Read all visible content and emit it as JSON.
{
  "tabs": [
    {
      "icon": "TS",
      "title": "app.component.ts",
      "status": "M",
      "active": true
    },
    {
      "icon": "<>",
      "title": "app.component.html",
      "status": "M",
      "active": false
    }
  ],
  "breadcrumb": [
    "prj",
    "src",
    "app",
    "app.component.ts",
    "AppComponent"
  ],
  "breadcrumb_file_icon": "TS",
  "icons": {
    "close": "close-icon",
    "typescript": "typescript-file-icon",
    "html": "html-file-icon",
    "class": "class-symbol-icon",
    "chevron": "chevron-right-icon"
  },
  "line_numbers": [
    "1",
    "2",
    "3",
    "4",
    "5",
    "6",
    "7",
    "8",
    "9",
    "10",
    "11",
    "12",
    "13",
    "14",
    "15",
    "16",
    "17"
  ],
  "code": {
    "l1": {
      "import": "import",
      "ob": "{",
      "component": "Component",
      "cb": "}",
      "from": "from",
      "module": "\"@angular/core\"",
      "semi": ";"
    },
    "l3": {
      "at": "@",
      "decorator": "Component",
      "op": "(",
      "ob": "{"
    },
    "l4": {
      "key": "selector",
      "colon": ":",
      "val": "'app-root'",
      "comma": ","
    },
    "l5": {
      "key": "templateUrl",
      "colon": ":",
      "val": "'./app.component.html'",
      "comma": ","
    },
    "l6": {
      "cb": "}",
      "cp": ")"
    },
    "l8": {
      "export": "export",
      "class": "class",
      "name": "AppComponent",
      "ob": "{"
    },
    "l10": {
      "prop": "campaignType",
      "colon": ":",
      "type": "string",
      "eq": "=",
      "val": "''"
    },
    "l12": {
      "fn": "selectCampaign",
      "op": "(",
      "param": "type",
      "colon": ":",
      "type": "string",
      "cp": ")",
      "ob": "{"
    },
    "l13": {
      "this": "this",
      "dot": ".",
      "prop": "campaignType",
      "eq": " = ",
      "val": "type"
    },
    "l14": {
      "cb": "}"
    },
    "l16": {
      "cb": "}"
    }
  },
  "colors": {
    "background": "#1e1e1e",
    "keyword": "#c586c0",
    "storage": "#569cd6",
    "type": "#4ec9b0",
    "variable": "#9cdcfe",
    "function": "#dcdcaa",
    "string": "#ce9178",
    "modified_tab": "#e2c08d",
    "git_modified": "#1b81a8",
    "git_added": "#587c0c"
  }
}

++++++++++++++++++++

THE TASK:
Please output the complete data exactly.

REPLY:
Read all visible content and emit it as JSON.
{
  "tabs": [
    {
      "icon": "TS",
      "title": "app.component.ts",
      "status": "M",
      "active": true
    },
    {
      "icon": "<>",
      "title": "app.component.html",
      "status": "M",
      "active": false
    }
  ],
  "breadcrumb": [
    "prj",
    "src",
    "app",
    "app.component.ts",
    "AppComponent"
  ],
  "breadcrumb_file_icon": "TS",
  "icons": {
    "close": "close-icon",
    "typescript": "typescript-file-icon",
    "html": "html-file-icon",
    "class": "class-symbol-icon",
    "chevron": "chevron-right-icon"
  },
  "line_numbers": [
    "1",
    "2",
    "3",
    "4",
    "5",
    "6",
    "7",
    "8",
    "9",
    "10",
    "11",
    "12",
    "13",
    "14",
    "15",
    "16",
    "17"
  ],
  "code": {
    "l1": {
      "import": "import",
      "ob": "{",
      "component": "Component",
      "cb": "}",
      "from": "from",
      "module": "\"@angular/core\"",
      "semi": ";"
    },
    "l3": {
      "at": "@",
      "decorator": "Component",
      "op": "(",
      "ob": "{"
    },
    "l4": {
      "key": "selector",
      "colon": ":",
      "val": "'app-root'",
      "comma": ","
    },
    "l5": {
      "key": "templateUrl",
      "colon": ":",
      "val": "'./app.component.html'",
      "comma": ","
    },
    "l6": {
      "cb": "}",
      "cp": ")"
    },
    "l8": {
      "export": "export",
      "class": "class",
      "name": "AppComponent",
      "ob": "{"
    },
    "l10": {
      "prop": "campaignType",
      "colon": ":",
      "type": "string",
      "eq": "=",
      "val": "''"
    },
    "l12": {
      "fn": "selectCampaign",
      "op": "(",
      "param": "type",
      "colon": ":",
      "type": "string",
      "cp": ")",
      "ob": "{"
    },
    "l13": {
      "this": "this",
      "dot": ".",
      "prop": "campaignType",
      "eq": " = ",
      "val": "type"
    },
    "l14": {
      "cb": "}"
    },
    "l16": {
      "cb": "}"
    }
  },
  "colors": {
    "background": "#1e1e1e",
    "keyword": "#c586c0",
    "storage": "#569cd6",
    "type": "#4ec9b0",
    "variable": "#9cdcfe",
    "function": "#dcdcaa",
    "string": "#ce9178",
    "modified_tab": "#e2c08d",
    "git_modified": "#1b81a8",
    "git_added": "#587c0c"
  }
}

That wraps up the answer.